### The request
Write out the whole listing, matching it exactly.

+++ Recorded information +++

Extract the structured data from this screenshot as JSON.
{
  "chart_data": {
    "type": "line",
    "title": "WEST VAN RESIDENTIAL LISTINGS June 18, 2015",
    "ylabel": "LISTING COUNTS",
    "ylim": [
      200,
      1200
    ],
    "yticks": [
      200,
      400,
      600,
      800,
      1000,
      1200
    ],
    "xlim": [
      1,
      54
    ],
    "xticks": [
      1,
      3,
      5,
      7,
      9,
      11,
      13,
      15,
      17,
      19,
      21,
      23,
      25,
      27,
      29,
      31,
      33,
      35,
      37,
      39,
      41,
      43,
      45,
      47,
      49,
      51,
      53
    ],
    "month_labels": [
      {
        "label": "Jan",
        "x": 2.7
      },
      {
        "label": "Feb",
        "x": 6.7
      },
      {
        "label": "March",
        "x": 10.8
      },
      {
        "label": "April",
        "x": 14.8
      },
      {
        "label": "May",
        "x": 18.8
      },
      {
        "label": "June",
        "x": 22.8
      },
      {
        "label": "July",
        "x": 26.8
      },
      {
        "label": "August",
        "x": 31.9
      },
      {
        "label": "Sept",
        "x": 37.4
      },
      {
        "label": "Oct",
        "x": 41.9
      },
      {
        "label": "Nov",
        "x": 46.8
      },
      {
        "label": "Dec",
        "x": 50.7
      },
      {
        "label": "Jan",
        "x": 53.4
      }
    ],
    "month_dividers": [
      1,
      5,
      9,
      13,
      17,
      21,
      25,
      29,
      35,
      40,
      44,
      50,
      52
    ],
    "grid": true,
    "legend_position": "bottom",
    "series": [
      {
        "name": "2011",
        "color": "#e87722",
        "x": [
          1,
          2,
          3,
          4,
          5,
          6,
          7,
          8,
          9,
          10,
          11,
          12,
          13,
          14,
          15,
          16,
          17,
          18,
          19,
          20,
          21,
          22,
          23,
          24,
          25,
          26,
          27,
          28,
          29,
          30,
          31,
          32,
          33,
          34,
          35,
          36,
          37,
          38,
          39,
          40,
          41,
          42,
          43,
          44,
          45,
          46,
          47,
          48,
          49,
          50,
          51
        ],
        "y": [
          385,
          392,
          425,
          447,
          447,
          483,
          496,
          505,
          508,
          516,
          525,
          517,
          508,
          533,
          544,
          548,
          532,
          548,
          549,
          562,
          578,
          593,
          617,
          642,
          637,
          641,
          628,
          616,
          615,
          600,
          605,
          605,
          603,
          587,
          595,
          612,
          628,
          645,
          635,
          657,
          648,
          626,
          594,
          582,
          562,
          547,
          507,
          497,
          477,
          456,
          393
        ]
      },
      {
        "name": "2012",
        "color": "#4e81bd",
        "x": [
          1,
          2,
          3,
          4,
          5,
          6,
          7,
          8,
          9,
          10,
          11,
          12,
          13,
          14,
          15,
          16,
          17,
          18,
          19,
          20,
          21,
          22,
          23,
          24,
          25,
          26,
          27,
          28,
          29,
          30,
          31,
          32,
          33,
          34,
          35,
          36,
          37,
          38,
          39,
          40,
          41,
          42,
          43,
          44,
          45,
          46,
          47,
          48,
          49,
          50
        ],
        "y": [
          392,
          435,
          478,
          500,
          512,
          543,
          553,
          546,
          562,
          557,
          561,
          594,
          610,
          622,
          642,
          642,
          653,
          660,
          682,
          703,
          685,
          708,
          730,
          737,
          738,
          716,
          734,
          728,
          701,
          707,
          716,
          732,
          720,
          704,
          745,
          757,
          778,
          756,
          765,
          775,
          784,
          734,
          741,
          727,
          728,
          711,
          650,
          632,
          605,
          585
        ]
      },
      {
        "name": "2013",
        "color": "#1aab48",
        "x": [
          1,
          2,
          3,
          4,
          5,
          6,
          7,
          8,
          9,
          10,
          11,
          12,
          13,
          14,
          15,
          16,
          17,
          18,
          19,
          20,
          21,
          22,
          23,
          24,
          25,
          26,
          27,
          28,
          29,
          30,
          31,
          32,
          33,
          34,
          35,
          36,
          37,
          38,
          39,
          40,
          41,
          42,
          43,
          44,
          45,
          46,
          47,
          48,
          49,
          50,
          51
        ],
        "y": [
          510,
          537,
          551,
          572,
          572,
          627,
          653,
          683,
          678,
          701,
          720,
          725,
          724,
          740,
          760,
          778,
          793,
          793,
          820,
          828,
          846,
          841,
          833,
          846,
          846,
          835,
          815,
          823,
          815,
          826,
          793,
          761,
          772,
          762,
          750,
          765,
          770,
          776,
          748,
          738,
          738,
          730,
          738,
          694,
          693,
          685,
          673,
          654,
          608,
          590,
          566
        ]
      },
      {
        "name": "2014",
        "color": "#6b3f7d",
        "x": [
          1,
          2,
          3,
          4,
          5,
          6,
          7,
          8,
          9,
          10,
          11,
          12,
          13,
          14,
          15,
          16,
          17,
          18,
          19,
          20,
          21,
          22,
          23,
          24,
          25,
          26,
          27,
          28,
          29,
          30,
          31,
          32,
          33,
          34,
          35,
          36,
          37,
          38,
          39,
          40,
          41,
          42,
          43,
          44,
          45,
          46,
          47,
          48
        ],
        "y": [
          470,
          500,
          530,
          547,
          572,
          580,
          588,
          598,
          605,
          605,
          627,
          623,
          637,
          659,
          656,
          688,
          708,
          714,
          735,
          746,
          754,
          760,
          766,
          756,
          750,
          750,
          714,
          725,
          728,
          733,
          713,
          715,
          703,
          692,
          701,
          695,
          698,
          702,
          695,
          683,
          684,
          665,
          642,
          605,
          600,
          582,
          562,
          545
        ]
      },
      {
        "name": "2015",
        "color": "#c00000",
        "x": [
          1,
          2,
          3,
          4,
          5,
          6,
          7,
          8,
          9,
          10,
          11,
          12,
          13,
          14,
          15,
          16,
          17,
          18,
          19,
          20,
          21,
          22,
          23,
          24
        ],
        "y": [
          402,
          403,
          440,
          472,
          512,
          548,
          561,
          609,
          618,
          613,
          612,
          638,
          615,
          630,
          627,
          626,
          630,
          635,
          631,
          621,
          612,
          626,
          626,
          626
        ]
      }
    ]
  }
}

+++

### Answer below
Extract the structured data from this screenshot as JSON.
{
  "chart_data": {
    "type": "line",
    "title": "WEST VAN RESIDENTIAL LISTINGS June 18, 2015",
    "ylabel": "LISTING COUNTS",
    "ylim": [
      200,
      1200
    ],
    "yticks": [
      200,
      400,
      600,
      800,
      1000,
      1200
    ],
    "xlim": [
      1,
      54
    ],
    "xticks": [
      1,
      3,
      5,
      7,
      9,
      11,
      13,
      15,
      17,
      19,
      21,
      23,
      25,
      27,
      29,
      31,
      33,
      35,
      37,
      39,
      41,
      43,
      45,
      47,
      49,
      51,
      53
    ],
    "month_labels": [
      {
        "label": "Jan",
        "x": 2.7
      },
      {
        "label": "Feb",
        "x": 6.7
      },
      {
        "label": "March",
        "x": 10.8
      },
      {
        "label": "April",
        "x": 14.8
      },
      {
        "label": "May",
        "x": 18.8
      },
      {
        "label": "June",
        "x": 22.8
      },
      {
        "label": "July",
        "x": 26.8
      },
      {
        "label": "August",
        "x": 31.9
      },
      {
        "label": "Sept",
        "x": 37.4
      },
      {
        "label": "Oct",
        "x": 41.9
      },
      {
        "label": "Nov",
        "x": 46.8
      },
      {
        "label": "Dec",
        "x": 50.7
      },
      {
        "label": "Jan",
        "x": 53.4
      }
    ],
    "month_dividers": [
      1,
      5,
      9,
      13,
      17,
      21,
      25,
      29,
      35,
      40,
      44,
      50,
      52
    ],
    "grid": true,
    "legend_position": "bottom",
    "series": [
      {
        "name": "2011",
        "color": "#e87722",
        "x": [
          1,
          2,
          3,
          4,
          5,
          6,
          7,
          8,
          9,
          10,
          11,
          12,
          13,
          14,
          15,
          16,
          17,
          18,
          19,
          20,
          21,
          22,
          23,
          24,
          25,
          26,
          27,
          28,
          29,
          30,
          31,
          32,
          33,
          34,
          35,
          36,
          37,
          38,
          39,
          40,
          41,
          42,
          43,
          44,
          45,
          46,
          47,
          48,
          49,
          50,
          51
        ],
        "y": [
          385,
          392,
          425,
          447,
          447,
          483,
          496,
          505,
          508,
          516,
          525,
          517,
          508,
          533,
          544,
          548,
          532,
          548,
          549,
          562,
          578,
          593,
          617,
          642,
          637,
          641,
          628,
          616,
          615,
          600,
          605,
          605,
          603,
          587,
          595,
          612,
          628,
          645,
          635,
          657,
          648,
          626,
          594,
          582,
          562,
          547,
          507,
          497,
          477,
          456,
          393
        ]
      },
      {
        "name": "2012",
        "color": "#4e81bd",
        "x": [
          1,
          2,
          3,
          4,
          5,
          6,
          7,
          8,
          9,
          10,
          11,
          12,
          13,
          14,
          15,
          16,
          17,
          18,
          19,
          20,
          21,
          22,
          23,
          24,
          25,
          26,
          27,
          28,
          29,
          30,
          31,
          32,
          33,
          34,
          35,
          36,
          37,
          38,
          39,
          40,
          41,
          42,
          43,
          44,
          45,
          46,
          47,
          48,
          49,
          50
        ],
        "y": [
          392,
          435,
          478,
          500,
          512,
          543,
          553,
          546,
          562,
          557,
          561,
          594,
          610,
          622,
          642,
          642,
          653,
          660,
          682,
          703,
          685,
          708,
          730,
          737,
          738,
          716,
          734,
          728,
          701,
          707,
          716,
          732,
          720,
          704,
          745,
          757,
          778,
          756,
          765,
          775,
          784,
          734,
          741,
          727,
          728,
          711,
          650,
          632,
          605,
          585
        ]
      },
      {
        "name": "2013",
        "color": "#1aab48",
        "x": [
          1,
          2,
          3,
          4,
          5,
          6,
          7,
          8,
          9,
          10,
          11,
          12,
          13,
          14,
          15,
          16,
          17,
          18,
          19,
          20,
          21,
          22,
          23,
          24,
          25,
          26,
          27,
          28,
          29,
          30,
          31,
          32,
          33,
          34,
          35,
          36,
          37,
          38,
          39,
          40,
          41,
          42,
          43,
          44,
          45,
          46,
          47,
          48,
          49,
          50,
          51
        ],
        "y": [
          510,
          537,
          551,
          572,
          572,
          627,
          653,
          683,
          678,
          701,
          720,
          725,
          724,
          740,
          760,
          778,
          793,
          793,
          820,
          828,
          846,
          841,
          833,
          846,
          846,
          835,
          815,
          823,
          815,
          826,
          793,
          761,
          772,
          762,
          750,
          765,
          770,
          776,
          748,
          738,
          738,
          730,
          738,
          694,
          693,
          685,
          673,
          654,
          608,
          590,
          566
        ]
      },
      {
        "name": "2014",
        "color": "#6b3f7d",
        "x": [
          1,
          2,
          3,
          4,
          5,
          6,
          7,
          8,
          9,
          10,
          11,
          12,
          13,
          14,
          15,
          16,
          17,
          18,
          19,
          20,
          21,
          22,
          23,
          24,
          25,
          26,
          27,
          28,
          29,
          30,
          31,
          32,
          33,
          34,
          35,
          36,
          37,
          38,
          39,
          40,
          41,
          42,
          43,
          44,
          45,
          46,
          47,
          48
        ],
        "y": [
          470,
          500,
          530,
          547,
          572,
          580,
          588,
          598,
          605,
          605,
          627,
          623,
          637,
          659,
          656,
          688,
          708,
          714,
          735,
          746,
          754,
          760,
          766,
          756,
          750,
          750,
          714,
          725,
          728,
          733,
          713,
          715,
          703,
          692,
          701,
          695,
          698,
          702,
          695,
          683,
          684,
          665,
          642,
          605,
          600,
          582,
          562,
          545
        ]
      },
      {
        "name": "2015",
        "color": "#c00000",
        "x": [
          1,
          2,
          3,
          4,
          5,
          6,
          7,
          8,
          9,
          10,
          11,
          12,
          13,
          14,
          15,
          16,
          17,
          18,
          19,
          20,
          21,
          22,
          23,
          24
        ],
        "y": [
          402,
          403,
          440,
          472,
          512,
          548,
          561,
          609,
          618,
          613,
          612,
          638,
          615,
          630,
          627,
          626,
          630,
          635,
          631,
          621,
          612,
          626,
          626,
          626
        ]
      }
    ]
  }
}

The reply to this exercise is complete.